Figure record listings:
☆ ☆ ☆ ☆

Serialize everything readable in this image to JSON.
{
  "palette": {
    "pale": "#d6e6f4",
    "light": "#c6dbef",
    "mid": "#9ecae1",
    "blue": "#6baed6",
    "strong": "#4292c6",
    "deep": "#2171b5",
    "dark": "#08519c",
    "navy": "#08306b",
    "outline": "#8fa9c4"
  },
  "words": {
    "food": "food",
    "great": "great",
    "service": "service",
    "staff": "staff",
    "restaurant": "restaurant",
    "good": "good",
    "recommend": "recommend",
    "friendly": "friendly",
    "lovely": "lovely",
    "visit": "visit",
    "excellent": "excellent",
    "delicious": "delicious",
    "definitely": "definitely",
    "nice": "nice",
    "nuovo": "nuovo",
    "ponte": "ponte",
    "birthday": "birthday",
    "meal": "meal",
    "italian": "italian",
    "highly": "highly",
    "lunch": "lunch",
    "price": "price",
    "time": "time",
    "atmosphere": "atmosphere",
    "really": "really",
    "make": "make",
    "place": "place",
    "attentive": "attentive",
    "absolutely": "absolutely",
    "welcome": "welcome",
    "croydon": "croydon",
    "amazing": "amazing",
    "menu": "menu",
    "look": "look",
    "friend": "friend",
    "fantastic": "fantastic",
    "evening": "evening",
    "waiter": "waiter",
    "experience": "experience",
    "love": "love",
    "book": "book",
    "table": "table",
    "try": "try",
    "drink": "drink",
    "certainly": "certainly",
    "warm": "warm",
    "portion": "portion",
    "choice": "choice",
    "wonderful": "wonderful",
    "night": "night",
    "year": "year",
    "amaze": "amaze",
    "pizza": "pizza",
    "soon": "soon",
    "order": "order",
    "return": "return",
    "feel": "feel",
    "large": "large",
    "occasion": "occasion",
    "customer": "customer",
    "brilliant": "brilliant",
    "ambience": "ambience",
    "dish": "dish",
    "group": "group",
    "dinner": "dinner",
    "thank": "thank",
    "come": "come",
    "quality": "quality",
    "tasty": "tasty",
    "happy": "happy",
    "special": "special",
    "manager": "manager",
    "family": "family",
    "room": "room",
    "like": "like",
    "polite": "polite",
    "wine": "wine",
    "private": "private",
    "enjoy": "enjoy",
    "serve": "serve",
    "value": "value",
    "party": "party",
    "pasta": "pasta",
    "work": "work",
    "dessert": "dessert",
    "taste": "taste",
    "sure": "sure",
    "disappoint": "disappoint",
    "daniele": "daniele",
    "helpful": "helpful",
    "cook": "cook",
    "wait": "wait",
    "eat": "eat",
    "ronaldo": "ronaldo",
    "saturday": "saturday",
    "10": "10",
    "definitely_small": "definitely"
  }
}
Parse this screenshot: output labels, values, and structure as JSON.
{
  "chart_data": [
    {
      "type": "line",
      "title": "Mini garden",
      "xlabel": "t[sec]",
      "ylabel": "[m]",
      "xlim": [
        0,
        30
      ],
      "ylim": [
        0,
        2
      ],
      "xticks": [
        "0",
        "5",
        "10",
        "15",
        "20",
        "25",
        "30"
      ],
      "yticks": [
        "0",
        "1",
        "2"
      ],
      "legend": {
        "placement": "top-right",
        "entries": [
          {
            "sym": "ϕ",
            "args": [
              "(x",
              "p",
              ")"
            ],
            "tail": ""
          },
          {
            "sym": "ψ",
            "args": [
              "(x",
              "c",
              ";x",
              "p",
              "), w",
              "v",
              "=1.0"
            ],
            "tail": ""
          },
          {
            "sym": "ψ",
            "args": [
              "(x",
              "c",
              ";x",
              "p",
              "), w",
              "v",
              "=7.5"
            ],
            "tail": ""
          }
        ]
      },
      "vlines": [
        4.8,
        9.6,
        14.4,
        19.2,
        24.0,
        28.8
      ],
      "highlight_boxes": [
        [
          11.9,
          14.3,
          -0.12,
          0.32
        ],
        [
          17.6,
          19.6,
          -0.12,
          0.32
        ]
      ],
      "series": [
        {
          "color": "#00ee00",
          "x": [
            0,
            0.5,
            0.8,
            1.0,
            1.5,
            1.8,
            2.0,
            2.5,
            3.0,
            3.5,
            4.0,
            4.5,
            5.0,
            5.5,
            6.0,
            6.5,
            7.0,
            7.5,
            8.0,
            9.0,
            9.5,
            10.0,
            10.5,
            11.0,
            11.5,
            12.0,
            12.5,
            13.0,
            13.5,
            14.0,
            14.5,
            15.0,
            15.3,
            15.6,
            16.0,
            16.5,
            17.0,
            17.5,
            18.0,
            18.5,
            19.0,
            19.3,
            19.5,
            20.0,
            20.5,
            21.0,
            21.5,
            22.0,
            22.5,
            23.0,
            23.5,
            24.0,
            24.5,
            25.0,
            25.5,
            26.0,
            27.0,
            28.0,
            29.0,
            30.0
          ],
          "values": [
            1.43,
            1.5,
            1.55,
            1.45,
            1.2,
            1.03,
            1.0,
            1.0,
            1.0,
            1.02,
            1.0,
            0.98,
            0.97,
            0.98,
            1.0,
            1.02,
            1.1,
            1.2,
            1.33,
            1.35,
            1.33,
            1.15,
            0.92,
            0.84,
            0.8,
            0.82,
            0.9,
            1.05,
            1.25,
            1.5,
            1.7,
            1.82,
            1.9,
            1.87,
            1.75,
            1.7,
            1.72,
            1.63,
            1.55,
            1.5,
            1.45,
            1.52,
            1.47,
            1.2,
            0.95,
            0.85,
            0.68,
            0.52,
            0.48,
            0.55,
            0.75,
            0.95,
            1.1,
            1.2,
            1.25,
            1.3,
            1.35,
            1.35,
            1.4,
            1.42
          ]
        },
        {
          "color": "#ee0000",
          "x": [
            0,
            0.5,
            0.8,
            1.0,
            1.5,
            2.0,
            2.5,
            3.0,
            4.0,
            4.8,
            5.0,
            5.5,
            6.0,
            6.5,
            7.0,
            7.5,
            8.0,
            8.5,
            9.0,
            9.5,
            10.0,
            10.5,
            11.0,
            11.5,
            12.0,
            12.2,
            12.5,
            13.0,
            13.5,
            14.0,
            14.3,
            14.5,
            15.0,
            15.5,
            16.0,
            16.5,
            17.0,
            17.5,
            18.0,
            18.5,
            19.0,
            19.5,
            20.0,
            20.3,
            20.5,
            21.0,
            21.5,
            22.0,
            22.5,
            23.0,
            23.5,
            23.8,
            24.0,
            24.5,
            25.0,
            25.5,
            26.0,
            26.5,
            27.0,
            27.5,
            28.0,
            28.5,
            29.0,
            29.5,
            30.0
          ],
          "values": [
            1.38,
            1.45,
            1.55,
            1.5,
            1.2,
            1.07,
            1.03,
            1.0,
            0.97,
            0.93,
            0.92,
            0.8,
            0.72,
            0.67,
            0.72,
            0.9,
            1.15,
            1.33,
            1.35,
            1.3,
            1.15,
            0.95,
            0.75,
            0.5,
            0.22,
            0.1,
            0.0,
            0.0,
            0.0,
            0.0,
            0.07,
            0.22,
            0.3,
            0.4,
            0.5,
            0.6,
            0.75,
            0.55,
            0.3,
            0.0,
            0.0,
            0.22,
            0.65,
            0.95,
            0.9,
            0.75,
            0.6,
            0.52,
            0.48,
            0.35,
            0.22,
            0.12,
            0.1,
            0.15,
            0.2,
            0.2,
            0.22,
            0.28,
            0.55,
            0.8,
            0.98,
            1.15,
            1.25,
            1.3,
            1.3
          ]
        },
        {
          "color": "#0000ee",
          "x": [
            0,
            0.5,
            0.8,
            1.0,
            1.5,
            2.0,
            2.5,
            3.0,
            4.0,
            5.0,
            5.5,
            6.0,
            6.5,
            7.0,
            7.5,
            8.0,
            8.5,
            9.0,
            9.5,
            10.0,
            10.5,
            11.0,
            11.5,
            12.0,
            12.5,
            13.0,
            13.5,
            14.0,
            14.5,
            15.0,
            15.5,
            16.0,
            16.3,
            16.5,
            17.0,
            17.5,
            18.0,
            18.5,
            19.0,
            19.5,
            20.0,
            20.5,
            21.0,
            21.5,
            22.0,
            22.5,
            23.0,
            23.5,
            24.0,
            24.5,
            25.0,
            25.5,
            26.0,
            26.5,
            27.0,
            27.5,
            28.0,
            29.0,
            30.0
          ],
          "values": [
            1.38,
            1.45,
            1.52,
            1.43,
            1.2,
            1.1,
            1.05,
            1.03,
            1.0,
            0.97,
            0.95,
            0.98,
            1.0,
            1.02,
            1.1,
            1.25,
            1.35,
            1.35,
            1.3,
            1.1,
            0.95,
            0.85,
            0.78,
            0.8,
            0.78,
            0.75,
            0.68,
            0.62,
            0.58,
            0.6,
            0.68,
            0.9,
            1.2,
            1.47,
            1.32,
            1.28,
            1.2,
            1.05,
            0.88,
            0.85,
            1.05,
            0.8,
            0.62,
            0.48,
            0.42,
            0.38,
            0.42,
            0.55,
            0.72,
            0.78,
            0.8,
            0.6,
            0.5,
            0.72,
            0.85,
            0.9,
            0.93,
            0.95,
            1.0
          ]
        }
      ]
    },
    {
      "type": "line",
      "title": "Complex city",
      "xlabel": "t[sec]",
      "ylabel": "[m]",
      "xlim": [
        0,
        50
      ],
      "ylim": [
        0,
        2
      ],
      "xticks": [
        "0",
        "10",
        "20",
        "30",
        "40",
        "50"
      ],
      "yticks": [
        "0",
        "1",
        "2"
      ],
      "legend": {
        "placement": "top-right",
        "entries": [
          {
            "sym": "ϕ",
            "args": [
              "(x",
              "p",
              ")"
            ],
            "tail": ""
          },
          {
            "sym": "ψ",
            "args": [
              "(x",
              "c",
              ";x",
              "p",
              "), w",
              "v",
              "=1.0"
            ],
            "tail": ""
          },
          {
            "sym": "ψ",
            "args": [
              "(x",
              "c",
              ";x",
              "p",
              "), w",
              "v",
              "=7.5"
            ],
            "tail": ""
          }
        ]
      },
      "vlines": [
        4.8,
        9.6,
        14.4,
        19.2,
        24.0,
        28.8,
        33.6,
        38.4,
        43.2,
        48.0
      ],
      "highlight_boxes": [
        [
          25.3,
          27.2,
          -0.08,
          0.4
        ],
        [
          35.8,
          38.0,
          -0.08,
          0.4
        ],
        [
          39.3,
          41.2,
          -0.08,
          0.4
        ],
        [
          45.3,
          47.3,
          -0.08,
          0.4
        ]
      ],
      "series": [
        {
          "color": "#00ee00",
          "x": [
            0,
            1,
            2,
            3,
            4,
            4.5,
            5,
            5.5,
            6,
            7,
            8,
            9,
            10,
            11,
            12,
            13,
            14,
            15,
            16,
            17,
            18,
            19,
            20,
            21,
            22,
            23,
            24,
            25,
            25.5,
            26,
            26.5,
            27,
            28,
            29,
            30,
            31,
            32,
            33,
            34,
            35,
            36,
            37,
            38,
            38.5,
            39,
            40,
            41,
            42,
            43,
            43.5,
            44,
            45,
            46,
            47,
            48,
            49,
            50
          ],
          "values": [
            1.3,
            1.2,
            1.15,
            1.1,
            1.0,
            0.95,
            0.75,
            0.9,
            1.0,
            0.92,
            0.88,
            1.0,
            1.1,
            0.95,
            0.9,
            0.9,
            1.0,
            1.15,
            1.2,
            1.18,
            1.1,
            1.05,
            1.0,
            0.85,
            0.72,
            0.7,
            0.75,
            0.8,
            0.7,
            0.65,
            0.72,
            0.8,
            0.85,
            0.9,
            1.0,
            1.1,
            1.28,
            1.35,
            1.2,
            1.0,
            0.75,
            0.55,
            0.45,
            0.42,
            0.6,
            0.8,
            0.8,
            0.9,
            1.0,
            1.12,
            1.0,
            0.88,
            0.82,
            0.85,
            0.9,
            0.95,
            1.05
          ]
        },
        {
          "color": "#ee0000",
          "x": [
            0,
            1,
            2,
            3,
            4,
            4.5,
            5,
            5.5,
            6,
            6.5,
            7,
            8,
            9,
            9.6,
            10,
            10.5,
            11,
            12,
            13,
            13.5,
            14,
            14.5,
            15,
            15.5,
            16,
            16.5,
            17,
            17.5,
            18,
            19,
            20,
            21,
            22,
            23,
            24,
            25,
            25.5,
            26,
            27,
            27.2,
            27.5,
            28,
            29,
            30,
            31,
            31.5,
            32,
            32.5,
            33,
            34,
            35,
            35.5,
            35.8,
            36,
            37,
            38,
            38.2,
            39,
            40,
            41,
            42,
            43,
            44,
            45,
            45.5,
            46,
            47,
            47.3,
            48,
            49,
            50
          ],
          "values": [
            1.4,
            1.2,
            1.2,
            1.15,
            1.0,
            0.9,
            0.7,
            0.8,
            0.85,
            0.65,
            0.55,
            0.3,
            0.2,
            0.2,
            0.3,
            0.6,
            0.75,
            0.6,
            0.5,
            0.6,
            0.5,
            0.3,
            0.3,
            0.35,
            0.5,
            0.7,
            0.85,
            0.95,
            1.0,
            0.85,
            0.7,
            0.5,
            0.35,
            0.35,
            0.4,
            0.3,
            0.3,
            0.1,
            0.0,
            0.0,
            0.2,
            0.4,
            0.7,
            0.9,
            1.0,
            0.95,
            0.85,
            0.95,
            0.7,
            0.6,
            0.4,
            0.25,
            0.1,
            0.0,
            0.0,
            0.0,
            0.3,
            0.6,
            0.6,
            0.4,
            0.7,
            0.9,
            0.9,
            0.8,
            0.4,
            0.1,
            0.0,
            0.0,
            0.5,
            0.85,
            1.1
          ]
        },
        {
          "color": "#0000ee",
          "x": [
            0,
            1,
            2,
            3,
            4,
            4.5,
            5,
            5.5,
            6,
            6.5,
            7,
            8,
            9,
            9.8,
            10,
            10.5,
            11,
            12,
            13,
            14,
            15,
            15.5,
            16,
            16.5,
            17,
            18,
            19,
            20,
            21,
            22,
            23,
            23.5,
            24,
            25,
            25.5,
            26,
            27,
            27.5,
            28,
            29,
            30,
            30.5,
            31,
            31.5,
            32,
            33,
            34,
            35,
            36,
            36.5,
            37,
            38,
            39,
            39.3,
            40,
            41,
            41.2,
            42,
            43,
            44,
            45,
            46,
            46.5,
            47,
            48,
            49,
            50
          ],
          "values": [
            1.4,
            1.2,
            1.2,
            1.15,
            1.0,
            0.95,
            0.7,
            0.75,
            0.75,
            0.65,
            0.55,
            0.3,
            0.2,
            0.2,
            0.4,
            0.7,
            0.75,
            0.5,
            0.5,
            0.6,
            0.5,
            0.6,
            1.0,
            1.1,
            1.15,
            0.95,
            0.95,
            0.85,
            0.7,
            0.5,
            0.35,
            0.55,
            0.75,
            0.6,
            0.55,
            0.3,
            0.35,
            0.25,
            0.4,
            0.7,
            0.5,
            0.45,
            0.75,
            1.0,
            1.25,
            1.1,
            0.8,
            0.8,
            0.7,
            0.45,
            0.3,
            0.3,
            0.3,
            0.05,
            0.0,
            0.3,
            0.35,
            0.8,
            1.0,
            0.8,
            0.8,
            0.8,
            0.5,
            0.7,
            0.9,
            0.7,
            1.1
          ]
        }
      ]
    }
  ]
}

☆ ☆ ☆ ☆

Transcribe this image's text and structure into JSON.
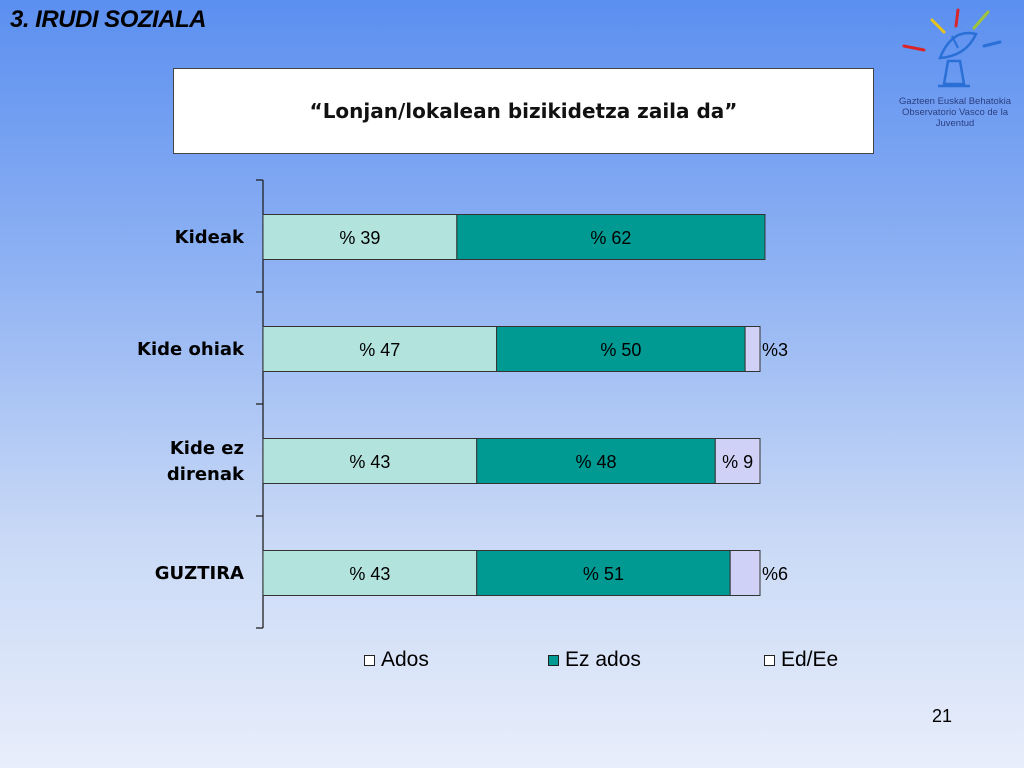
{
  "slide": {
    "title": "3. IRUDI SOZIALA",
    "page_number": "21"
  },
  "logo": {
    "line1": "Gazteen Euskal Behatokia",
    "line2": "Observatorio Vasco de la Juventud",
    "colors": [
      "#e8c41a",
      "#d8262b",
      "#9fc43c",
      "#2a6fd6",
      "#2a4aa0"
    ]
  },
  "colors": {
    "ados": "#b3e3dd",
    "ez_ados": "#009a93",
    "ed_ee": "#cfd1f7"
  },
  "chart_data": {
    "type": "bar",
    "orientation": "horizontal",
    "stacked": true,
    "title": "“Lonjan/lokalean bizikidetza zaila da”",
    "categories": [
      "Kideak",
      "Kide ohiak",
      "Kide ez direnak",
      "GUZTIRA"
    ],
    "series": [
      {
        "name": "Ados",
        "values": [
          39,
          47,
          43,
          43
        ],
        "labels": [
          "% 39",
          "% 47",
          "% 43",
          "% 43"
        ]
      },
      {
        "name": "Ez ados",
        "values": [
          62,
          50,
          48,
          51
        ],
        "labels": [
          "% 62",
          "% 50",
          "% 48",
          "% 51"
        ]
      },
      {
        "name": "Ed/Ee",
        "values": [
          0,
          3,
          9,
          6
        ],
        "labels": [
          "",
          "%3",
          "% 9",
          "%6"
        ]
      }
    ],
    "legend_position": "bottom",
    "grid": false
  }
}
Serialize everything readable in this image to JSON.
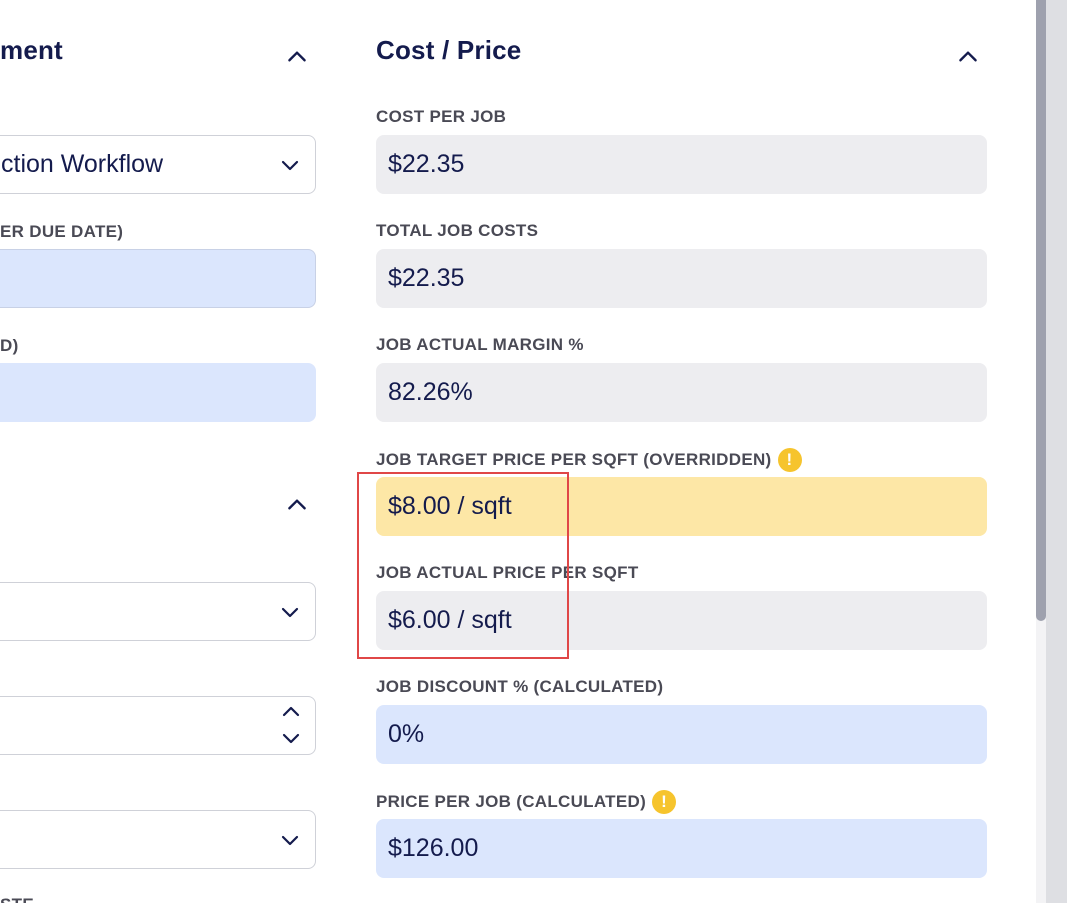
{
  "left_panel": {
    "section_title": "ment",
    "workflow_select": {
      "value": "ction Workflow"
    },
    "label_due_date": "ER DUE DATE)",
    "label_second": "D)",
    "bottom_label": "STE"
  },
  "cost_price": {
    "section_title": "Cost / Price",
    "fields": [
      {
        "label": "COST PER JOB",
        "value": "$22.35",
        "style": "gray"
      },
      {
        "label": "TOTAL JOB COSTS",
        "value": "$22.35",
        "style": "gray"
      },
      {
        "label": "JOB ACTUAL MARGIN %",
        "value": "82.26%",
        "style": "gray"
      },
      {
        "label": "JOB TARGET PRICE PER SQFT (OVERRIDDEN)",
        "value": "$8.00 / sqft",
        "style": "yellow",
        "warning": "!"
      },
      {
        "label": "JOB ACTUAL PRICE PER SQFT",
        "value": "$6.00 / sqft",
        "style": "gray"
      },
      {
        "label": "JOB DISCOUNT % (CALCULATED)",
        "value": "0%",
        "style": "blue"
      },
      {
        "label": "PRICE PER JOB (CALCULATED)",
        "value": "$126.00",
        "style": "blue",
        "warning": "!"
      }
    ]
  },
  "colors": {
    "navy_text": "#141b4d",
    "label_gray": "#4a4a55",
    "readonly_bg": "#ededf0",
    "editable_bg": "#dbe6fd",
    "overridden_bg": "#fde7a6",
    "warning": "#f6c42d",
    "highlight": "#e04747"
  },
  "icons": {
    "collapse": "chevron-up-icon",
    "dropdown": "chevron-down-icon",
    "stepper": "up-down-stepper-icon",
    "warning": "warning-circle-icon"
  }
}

☆ ☆ ☆ ☆

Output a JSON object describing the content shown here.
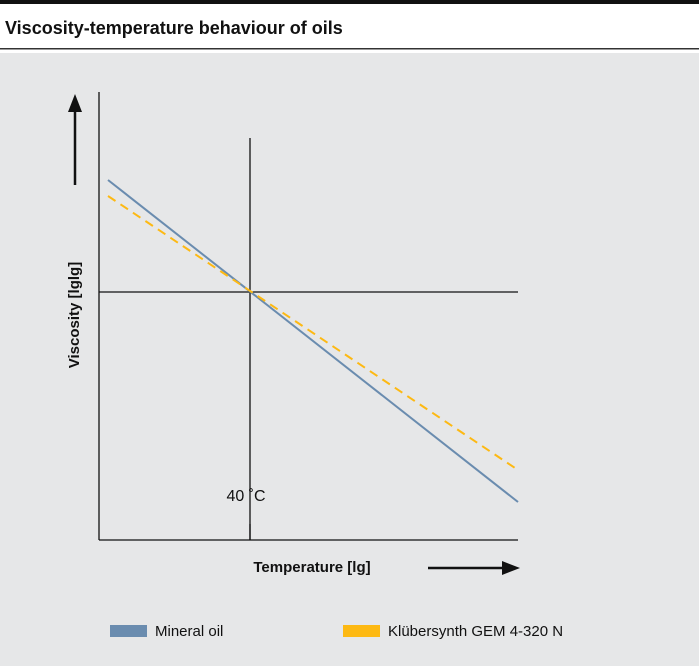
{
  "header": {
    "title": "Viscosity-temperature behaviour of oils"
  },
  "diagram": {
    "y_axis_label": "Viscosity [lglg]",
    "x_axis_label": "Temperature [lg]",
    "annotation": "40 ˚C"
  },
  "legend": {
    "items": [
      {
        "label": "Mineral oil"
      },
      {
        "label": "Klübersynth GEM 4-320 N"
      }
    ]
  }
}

☆ ☆ ☆ ☆

Pull out each line containing the word "warning" and copy it.

        "warning": "!"
        "warning": "!"
    "warning": "#f6c42d",
    "warning": "warning-circle-icon"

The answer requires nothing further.